= Given exercise =
Find every line with the word "background" and report how many there are, without any other text.

= Data shown =
----
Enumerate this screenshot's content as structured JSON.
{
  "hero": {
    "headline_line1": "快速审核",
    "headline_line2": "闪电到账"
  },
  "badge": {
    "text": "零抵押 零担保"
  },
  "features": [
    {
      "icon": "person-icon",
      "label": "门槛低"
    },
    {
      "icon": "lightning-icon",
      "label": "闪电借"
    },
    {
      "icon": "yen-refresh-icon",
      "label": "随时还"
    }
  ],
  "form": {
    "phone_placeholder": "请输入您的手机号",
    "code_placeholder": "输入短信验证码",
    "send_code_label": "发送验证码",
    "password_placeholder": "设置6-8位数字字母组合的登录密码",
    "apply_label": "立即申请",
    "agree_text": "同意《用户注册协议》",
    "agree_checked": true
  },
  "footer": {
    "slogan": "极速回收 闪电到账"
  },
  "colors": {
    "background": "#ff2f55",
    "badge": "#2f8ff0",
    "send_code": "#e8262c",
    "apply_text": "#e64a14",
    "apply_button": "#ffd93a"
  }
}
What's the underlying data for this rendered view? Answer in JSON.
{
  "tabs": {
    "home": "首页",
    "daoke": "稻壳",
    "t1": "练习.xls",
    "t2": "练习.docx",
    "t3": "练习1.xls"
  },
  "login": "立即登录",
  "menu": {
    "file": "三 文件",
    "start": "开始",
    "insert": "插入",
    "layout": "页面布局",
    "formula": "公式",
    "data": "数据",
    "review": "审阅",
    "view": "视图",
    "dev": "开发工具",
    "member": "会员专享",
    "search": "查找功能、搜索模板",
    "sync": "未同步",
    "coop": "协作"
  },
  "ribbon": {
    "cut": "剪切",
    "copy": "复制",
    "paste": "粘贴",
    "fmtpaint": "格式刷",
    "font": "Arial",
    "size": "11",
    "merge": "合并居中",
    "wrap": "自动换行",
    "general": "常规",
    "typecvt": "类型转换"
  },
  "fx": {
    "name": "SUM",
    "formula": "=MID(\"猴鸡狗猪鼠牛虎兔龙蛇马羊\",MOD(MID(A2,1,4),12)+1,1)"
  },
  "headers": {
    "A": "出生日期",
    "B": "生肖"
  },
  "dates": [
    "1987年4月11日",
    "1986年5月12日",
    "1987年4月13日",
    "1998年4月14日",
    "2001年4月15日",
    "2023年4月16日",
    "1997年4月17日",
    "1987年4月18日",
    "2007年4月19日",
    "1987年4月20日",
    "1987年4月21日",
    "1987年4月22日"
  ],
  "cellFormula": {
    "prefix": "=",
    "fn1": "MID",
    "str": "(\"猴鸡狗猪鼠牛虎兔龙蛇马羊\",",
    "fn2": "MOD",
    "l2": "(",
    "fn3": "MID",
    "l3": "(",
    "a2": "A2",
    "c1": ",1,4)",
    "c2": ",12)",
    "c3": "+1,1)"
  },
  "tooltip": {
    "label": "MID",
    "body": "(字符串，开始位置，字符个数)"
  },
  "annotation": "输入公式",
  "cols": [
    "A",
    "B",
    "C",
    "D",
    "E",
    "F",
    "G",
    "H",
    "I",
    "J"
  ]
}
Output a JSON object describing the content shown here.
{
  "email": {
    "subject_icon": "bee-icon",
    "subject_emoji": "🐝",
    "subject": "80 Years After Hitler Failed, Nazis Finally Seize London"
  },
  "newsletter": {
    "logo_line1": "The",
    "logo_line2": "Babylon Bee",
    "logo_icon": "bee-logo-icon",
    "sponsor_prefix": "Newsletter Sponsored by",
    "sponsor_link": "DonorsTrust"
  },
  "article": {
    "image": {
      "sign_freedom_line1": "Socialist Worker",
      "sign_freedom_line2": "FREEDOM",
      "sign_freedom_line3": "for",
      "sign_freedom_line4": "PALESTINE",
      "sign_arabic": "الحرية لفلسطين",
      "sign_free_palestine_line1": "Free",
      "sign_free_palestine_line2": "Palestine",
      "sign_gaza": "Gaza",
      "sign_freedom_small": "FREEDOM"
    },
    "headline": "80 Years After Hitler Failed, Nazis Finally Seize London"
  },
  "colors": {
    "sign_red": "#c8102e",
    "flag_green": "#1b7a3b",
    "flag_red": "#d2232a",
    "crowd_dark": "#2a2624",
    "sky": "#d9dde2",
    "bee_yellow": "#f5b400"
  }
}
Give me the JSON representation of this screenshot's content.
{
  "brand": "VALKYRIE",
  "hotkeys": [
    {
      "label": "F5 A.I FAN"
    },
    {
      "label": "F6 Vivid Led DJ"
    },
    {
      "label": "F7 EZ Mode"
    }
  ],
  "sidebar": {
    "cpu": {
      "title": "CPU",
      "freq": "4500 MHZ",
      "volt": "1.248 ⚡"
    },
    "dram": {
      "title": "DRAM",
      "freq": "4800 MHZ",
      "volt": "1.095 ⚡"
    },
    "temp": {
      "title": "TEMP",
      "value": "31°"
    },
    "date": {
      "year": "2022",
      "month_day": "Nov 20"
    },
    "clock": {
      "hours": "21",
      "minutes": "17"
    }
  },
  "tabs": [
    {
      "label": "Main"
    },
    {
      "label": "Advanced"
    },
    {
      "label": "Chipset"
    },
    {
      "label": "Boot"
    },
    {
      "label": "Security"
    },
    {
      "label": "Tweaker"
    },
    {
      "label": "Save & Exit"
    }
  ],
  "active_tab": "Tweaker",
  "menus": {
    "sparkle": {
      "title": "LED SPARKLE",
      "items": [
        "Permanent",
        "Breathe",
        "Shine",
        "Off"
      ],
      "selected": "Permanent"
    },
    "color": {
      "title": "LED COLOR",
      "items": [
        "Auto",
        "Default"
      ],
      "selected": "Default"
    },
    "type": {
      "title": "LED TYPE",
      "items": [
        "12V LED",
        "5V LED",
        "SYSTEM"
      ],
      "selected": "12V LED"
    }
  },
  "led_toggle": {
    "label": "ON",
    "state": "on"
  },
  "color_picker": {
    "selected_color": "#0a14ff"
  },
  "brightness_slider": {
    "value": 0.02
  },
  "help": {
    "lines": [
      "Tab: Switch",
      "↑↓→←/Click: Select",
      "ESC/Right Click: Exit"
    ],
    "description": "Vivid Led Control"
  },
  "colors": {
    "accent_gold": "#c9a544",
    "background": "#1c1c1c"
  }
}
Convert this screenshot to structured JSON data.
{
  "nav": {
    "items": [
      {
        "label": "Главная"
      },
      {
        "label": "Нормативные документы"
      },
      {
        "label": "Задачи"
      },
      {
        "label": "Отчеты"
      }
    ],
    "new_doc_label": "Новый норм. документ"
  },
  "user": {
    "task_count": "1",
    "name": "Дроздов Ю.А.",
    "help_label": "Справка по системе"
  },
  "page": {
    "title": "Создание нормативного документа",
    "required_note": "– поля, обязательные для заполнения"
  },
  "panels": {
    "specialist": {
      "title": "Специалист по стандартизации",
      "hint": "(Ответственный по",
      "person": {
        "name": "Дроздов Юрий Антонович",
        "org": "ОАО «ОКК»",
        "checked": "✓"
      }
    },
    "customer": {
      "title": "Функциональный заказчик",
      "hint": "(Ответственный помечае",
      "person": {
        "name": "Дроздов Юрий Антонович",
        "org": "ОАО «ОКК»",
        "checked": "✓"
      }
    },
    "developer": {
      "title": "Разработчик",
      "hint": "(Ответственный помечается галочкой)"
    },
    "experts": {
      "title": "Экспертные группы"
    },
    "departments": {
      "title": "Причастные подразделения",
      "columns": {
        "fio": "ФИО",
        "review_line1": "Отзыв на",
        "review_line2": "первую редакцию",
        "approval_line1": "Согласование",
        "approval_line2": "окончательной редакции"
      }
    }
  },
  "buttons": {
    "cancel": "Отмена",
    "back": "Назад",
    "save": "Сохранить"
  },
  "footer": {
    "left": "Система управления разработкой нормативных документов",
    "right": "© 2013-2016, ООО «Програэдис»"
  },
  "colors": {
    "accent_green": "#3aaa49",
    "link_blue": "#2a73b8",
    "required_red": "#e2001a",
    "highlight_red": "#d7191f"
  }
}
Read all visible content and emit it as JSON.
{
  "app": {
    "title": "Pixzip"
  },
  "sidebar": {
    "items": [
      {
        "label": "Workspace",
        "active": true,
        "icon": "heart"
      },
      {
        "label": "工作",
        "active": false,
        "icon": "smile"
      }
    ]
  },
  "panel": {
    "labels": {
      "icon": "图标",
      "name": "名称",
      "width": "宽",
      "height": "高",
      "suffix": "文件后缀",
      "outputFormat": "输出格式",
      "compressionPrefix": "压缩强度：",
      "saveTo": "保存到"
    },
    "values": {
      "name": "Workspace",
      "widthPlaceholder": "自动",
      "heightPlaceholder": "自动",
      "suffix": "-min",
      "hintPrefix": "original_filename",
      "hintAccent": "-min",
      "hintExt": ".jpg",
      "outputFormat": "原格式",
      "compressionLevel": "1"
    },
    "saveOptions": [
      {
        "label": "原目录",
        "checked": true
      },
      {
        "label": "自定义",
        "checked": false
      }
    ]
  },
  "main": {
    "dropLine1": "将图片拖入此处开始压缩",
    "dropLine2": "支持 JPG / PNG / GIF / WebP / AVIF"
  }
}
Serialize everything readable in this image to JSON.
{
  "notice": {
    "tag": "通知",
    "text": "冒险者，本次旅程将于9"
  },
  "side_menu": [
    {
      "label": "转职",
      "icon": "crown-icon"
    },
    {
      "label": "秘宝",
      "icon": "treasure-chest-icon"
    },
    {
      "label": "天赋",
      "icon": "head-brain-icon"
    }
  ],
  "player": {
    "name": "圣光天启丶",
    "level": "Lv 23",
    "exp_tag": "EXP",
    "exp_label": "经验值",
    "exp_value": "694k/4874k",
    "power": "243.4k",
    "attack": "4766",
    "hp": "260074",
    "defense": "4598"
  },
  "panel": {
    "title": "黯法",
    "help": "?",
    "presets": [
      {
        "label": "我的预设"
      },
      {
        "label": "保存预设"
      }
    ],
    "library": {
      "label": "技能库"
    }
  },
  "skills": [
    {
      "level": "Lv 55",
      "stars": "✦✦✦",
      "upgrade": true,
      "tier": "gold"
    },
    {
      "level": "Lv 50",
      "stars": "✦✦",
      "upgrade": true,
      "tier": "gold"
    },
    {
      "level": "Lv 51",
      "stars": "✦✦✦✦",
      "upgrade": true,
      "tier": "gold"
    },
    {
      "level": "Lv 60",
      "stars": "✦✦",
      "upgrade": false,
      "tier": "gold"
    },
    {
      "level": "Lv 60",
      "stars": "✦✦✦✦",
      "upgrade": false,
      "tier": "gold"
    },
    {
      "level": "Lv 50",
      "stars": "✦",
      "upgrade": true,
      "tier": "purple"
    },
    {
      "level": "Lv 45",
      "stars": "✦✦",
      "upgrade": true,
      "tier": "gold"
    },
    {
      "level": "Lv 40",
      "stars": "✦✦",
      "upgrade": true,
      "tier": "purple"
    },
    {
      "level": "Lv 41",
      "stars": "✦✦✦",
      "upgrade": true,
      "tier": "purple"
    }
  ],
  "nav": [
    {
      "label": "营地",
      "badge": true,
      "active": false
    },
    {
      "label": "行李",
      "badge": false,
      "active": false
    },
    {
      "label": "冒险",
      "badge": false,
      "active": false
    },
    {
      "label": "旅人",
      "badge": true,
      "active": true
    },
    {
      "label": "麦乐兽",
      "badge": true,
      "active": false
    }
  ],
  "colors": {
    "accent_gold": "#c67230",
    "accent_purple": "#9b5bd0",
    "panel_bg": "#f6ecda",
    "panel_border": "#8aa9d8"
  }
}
----
= Correct answer =
2